- [Given task]: Only a number is wanted: how many lines in the listing contain the word "JSON"?

- [Data]:
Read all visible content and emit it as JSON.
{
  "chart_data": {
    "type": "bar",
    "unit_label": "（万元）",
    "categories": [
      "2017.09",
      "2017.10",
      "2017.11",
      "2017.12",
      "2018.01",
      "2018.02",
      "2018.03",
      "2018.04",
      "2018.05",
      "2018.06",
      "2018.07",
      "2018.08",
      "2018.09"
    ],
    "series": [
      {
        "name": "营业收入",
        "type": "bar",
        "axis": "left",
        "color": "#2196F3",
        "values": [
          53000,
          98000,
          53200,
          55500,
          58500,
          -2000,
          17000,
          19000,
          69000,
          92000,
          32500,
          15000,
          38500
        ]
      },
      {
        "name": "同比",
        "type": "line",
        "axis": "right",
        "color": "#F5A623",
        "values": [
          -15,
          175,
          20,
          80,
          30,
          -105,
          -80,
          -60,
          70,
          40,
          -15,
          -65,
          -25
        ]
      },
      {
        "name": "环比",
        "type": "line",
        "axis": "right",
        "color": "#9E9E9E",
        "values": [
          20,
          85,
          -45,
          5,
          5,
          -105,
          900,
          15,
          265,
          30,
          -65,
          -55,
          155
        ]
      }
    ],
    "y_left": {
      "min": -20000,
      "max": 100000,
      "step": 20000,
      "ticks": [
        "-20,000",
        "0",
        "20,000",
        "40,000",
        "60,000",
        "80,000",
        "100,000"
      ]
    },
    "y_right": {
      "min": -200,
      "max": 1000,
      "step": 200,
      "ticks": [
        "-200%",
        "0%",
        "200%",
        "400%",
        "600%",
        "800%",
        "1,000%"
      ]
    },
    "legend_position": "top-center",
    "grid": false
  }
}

...

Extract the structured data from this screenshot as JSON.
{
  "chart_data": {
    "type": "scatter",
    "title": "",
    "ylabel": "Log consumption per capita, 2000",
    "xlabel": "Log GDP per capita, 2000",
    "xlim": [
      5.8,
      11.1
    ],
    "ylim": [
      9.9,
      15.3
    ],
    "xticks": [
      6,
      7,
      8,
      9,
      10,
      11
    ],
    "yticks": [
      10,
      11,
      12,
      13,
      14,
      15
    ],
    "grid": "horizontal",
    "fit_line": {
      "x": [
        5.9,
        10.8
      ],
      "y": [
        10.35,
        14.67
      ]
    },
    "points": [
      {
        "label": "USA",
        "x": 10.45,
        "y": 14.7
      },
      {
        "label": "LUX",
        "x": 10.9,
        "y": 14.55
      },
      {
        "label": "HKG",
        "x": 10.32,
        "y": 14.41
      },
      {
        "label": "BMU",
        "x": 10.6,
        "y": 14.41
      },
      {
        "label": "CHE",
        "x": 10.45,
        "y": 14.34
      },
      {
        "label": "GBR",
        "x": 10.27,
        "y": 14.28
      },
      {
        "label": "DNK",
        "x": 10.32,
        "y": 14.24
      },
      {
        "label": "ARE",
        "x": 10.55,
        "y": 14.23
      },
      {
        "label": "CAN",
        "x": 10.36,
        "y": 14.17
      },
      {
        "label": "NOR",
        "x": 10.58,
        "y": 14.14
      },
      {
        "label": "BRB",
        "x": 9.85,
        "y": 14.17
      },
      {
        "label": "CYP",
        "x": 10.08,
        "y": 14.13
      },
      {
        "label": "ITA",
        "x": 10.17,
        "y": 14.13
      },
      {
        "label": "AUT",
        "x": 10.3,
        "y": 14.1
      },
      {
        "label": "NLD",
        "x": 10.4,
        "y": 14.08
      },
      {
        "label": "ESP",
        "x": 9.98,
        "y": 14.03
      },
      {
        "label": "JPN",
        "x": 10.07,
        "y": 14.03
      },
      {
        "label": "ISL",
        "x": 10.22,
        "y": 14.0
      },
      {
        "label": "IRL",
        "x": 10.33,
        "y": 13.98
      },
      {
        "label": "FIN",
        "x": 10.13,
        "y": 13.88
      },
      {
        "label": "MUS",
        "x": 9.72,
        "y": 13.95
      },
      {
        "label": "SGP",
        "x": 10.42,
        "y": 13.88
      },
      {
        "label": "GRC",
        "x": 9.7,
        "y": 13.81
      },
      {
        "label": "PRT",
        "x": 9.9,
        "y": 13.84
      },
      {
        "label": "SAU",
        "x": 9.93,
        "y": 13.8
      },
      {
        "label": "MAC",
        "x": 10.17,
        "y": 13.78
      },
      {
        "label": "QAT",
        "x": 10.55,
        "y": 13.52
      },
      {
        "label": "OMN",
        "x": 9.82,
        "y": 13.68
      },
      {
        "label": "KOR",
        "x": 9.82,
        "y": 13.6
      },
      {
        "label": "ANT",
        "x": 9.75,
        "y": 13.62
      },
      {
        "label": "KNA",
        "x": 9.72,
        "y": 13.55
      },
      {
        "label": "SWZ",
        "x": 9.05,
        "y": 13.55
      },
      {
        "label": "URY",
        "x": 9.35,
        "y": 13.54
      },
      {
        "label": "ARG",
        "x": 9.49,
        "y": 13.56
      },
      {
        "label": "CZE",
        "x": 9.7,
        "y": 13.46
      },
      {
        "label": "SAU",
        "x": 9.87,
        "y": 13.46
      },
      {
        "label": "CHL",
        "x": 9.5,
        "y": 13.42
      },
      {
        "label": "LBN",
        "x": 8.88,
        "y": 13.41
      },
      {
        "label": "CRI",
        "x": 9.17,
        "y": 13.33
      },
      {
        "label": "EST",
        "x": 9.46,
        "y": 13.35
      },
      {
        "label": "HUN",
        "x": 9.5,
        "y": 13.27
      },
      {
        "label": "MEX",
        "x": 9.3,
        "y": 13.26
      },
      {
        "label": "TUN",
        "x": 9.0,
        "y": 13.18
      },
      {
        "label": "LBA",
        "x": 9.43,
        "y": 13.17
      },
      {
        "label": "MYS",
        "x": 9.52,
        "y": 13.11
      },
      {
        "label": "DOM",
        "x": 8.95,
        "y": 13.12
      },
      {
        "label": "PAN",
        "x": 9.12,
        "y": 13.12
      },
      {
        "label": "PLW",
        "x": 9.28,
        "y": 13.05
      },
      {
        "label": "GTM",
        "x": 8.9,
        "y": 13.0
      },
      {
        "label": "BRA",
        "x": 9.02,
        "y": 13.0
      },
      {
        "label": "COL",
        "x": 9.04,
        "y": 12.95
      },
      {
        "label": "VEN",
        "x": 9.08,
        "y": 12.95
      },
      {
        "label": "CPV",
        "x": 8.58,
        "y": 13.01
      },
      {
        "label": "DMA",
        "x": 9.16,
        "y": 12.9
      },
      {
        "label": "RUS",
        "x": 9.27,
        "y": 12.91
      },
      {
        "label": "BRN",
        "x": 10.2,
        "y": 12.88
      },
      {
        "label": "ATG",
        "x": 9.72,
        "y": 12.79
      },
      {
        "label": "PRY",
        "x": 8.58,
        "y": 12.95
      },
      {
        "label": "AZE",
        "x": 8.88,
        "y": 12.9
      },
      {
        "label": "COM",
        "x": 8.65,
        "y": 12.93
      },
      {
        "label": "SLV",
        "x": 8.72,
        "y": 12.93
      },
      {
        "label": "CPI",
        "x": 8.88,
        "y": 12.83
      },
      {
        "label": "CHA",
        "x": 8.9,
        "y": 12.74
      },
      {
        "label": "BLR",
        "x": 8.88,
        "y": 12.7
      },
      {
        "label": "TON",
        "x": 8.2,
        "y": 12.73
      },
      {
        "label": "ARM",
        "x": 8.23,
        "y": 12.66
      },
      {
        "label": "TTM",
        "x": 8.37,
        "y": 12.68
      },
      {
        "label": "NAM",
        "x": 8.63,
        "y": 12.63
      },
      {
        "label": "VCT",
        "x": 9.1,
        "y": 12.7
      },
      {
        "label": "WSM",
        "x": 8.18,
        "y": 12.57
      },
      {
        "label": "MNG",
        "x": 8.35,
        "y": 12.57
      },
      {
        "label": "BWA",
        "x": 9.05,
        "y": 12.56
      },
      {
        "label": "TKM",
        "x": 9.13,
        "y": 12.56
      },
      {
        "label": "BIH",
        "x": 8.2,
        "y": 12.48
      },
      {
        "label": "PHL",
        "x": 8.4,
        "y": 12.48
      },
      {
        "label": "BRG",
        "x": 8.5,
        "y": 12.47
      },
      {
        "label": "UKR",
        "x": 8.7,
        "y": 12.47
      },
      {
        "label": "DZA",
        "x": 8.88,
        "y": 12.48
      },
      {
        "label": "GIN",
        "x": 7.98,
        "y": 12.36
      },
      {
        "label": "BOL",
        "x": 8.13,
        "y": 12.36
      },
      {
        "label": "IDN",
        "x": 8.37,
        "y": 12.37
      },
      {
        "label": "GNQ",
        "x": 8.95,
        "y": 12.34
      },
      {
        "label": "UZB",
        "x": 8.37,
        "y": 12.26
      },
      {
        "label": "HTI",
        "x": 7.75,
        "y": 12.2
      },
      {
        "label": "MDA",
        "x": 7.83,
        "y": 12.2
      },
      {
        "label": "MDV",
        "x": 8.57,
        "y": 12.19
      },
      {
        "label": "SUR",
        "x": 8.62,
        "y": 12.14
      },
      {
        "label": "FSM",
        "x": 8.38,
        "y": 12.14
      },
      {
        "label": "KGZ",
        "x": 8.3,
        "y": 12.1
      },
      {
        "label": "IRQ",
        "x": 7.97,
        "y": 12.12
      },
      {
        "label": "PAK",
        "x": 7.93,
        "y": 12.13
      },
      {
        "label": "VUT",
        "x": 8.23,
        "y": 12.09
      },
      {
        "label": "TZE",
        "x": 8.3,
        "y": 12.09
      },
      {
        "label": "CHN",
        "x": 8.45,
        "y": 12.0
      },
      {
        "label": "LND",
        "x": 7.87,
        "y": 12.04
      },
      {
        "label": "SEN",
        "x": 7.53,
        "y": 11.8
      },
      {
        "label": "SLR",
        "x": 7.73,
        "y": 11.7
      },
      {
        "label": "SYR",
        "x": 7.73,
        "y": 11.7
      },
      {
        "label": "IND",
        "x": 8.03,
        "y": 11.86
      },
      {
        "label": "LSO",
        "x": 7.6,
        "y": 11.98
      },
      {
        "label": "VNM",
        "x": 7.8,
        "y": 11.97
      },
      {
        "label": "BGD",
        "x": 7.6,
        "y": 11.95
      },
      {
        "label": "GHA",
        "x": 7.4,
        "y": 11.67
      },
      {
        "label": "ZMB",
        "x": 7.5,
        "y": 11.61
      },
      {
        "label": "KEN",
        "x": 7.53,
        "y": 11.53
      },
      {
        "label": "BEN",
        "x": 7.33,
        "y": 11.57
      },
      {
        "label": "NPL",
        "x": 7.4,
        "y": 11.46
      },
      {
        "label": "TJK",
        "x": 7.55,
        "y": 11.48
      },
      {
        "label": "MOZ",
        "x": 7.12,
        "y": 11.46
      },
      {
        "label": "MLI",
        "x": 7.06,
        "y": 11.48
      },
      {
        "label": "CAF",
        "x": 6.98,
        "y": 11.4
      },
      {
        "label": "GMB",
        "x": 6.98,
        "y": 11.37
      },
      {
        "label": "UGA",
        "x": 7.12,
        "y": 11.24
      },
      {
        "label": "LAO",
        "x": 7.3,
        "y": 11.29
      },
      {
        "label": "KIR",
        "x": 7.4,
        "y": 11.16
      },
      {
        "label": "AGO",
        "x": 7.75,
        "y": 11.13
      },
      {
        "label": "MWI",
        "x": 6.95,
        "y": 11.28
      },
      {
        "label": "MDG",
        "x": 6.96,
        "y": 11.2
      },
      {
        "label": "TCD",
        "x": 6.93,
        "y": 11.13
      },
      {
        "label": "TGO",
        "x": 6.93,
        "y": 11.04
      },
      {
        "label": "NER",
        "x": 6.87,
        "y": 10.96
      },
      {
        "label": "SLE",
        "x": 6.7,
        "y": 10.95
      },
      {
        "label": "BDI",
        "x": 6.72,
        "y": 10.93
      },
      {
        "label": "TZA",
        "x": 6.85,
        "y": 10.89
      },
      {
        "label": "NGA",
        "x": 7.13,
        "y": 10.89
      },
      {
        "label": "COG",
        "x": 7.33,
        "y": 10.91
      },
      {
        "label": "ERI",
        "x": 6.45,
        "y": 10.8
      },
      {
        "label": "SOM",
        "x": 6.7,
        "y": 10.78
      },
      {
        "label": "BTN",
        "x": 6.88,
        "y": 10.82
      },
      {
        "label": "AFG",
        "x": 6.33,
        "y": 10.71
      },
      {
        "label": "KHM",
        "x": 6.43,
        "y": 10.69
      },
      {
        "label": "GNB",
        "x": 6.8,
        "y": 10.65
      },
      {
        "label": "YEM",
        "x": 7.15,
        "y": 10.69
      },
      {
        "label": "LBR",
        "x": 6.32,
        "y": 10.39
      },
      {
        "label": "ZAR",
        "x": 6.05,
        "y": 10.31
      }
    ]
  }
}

- [Complete response]: 2